++++ Extracted information
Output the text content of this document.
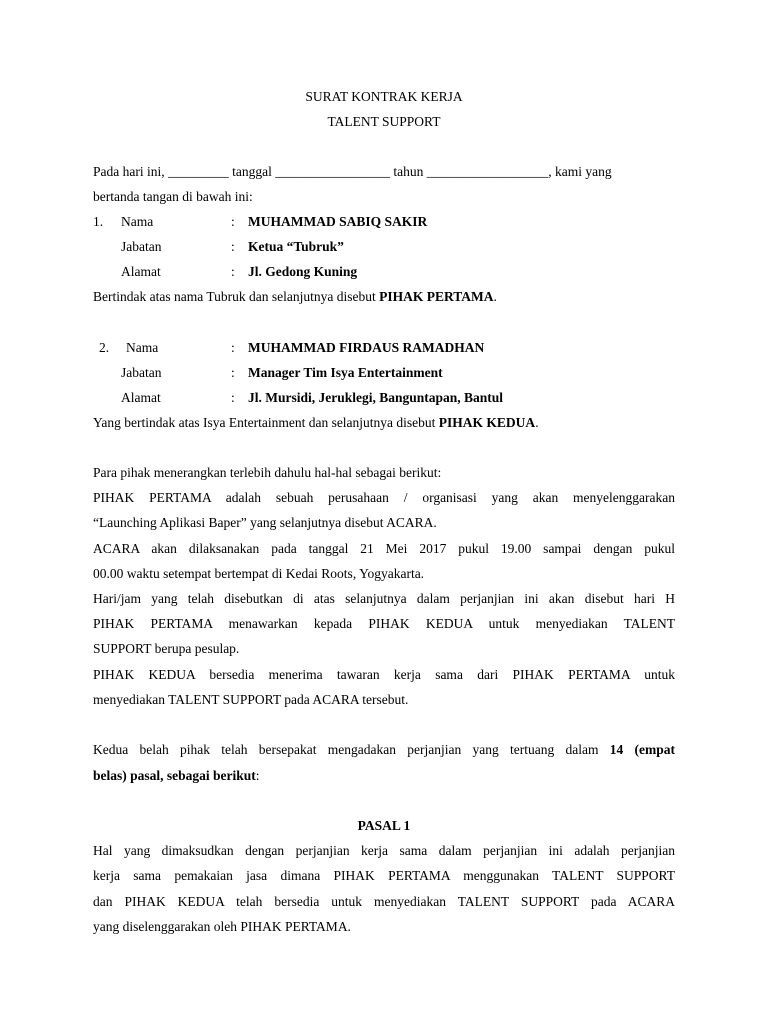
SURAT KONTRAK KERJA
TALENT SUPPORT
Pada hari ini, _________ tanggal _________________ tahun __________________, kami yang
bertanda tangan di bawah ini:
1. Nama	: MUHAMMAD SABIQ SAKIR
Jabatan	: Ketua “Tubruk”
Alamat	: Jl. Gedong Kuning
Bertindak atas nama Tubruk dan selanjutnya disebut PIHAK PERTAMA.
2. Nama	: MUHAMMAD FIRDAUS RAMADHAN
Jabatan	: Manager Tim Isya Entertainment
Alamat	: Jl. Mursidi, Jeruklegi, Banguntapan, Bantul
Yang bertindak atas Isya Entertainment dan selanjutnya disebut PIHAK KEDUA.
Para pihak menerangkan terlebih dahulu hal-hal sebagai berikut:
PIHAK PERTAMA adalah sebuah perusahaan / organisasi yang akan menyelenggarakan
“Launching Aplikasi Baper” yang selanjutnya disebut ACARA.
ACARA akan dilaksanakan pada tanggal 21 Mei 2017 pukul 19.00 sampai dengan pukul
00.00 waktu setempat bertempat di Kedai Roots, Yogyakarta.
Hari/jam yang telah disebutkan di atas selanjutnya dalam perjanjian ini akan disebut hari H
PIHAK PERTAMA menawarkan kepada PIHAK KEDUA untuk menyediakan TALENT
SUPPORT berupa pesulap.
PIHAK KEDUA bersedia menerima tawaran kerja sama dari PIHAK PERTAMA untuk
menyediakan TALENT SUPPORT pada ACARA tersebut.
Kedua belah pihak telah bersepakat mengadakan perjanjian yang tertuang dalam 14 (empat
belas) pasal, sebagai berikut:
PASAL 1
Hal yang dimaksudkan dengan perjanjian kerja sama dalam perjanjian ini adalah perjanjian
kerja sama pemakaian jasa dimana PIHAK PERTAMA menggunakan TALENT SUPPORT
dan PIHAK KEDUA telah bersedia untuk menyediakan TALENT SUPPORT pada ACARA
yang diselenggarakan oleh PIHAK PERTAMA.
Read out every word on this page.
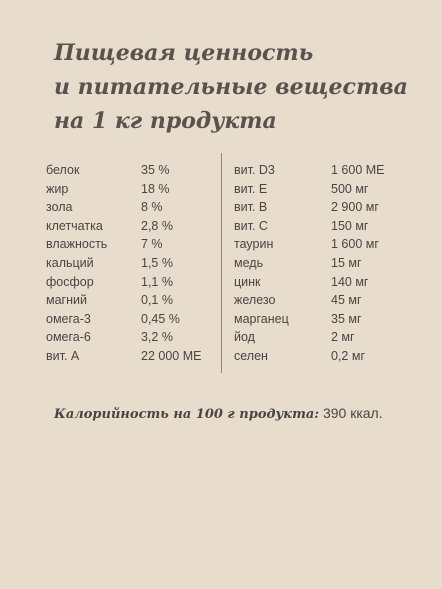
Пищевая ценность
и питательные вещества
на 1 кг продукта
белок	35 %
жир	18 %
зола	8 %
клетчатка	2,8 %
влажность	7 %
кальций	1,5 %
фосфор	1,1 %
магний	0,1 %
омега-3	0,45 %
омега-6	3,2 %
вит. А	22 000 МЕ
вит. D3	1 600 МЕ
вит. Е	500 мг
вит. В	2 900 мг
вит. С	150 мг
таурин	1 600 мг
медь	15 мг
цинк	140 мг
железо	45 мг
марганец	35 мг
йод	2 мг
селен	0,2 мг
Калорийность на 100 г продукта: 390 ккал.
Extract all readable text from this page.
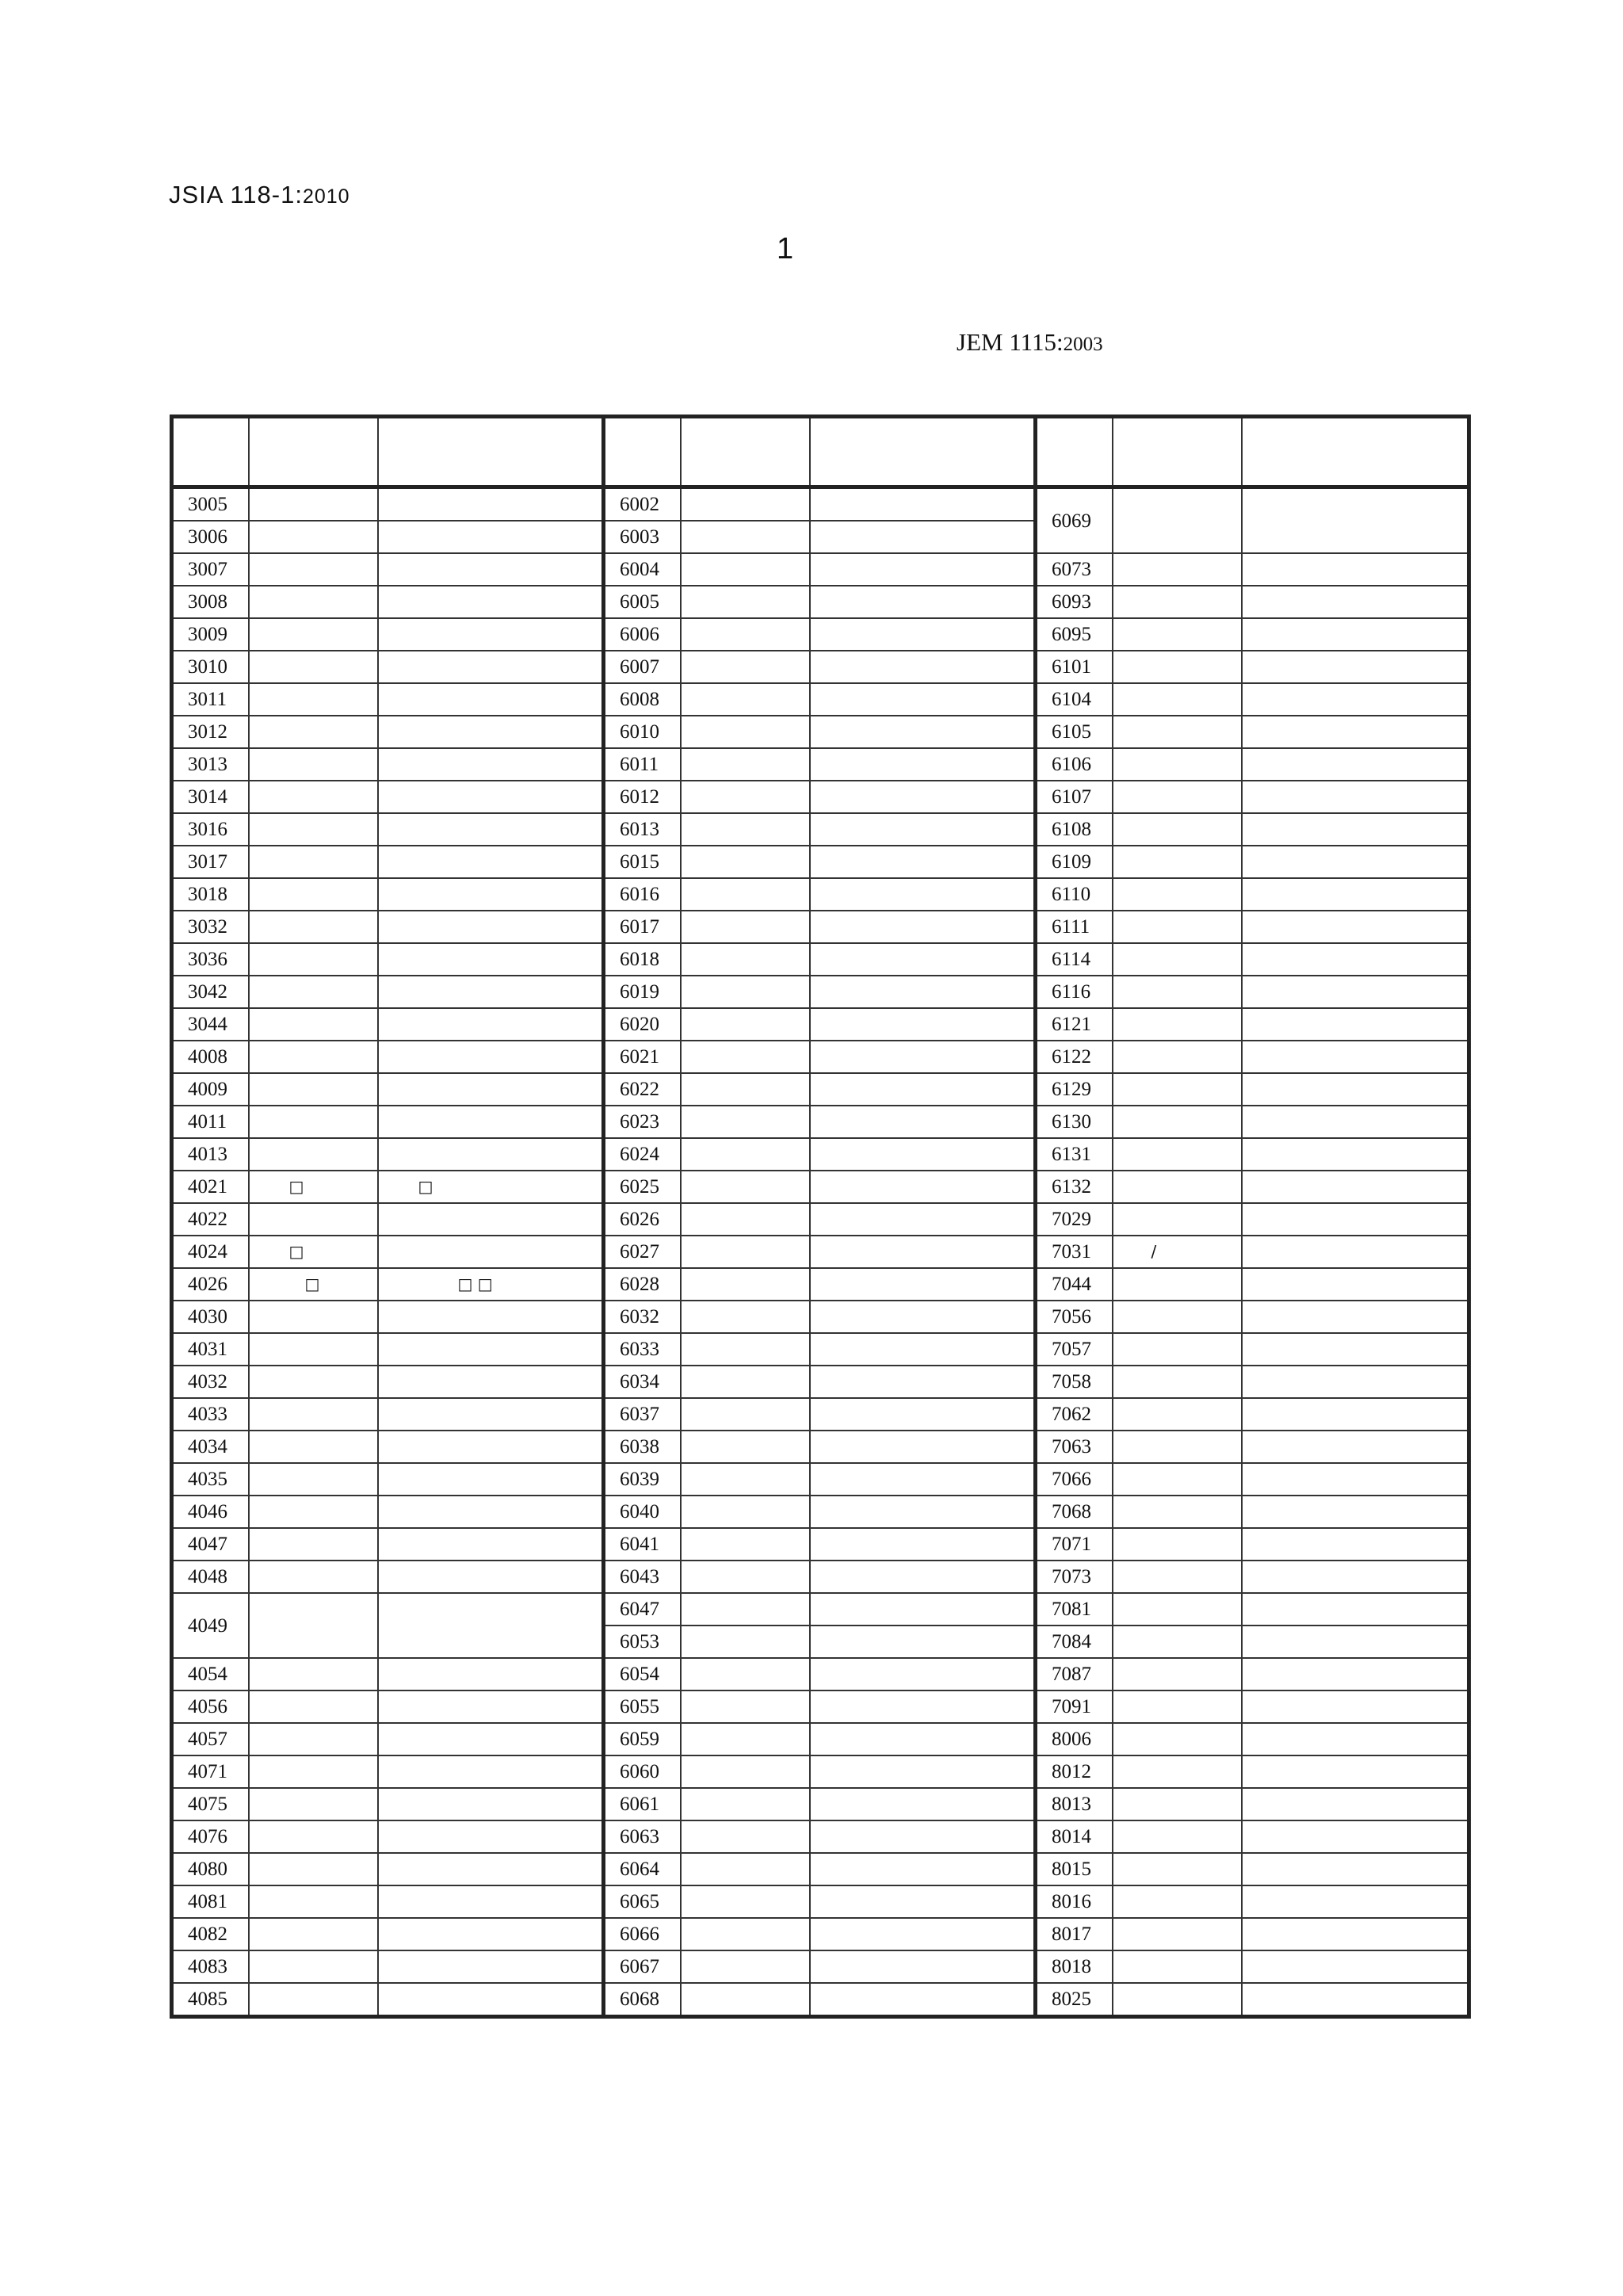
JSIA 118-1:2010
1
JEM 1115:2003

3005			6002			6069		
3006			6003					
3007			6004			6073		
3008			6005			6093		
3009			6006			6095		
3010			6007			6101		
3011			6008			6104		
3012			6010			6105		
3013			6011			6106		
3014			6012			6107		
3016			6013			6108		
3017			6015			6109		
3018			6016			6110		
3032			6017			6111		
3036			6018			6114		
3042			6019			6116		
3044			6020			6121		
4008			6021			6122		
4009			6022			6129		
4011			6023			6130		
4013			6024			6131		
4021	□	□	6025			6132		
4022			6026			7029		
4024	□		6027			7031	/	
4026	□	□ □	6028			7044		
4030			6032			7056		
4031			6033			7057		
4032			6034			7058		
4033			6037			7062		
4034			6038			7063		
4035			6039			7066		
4046			6040			7068		
4047			6041			7071		
4048			6043			7073		
4049			6047			7081		
			6053			7084		
4054			6054			7087		
4056			6055			7091		
4057			6059			8006		
4071			6060			8012		
4075			6061			8013		
4076			6063			8014		
4080			6064			8015		
4081			6065			8016		
4082			6066			8017		
4083			6067			8018		
4085			6068			8025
++++++++
Work instructions:
Copy all lines from the material that include "hari".

Answer to this exercise:
Pada hari ini, _________ tanggal _________________ tahun __________________, kami yang
Hari/jam yang telah disebutkan di atas selanjutnya dalam perjanjian ini akan disebut hari H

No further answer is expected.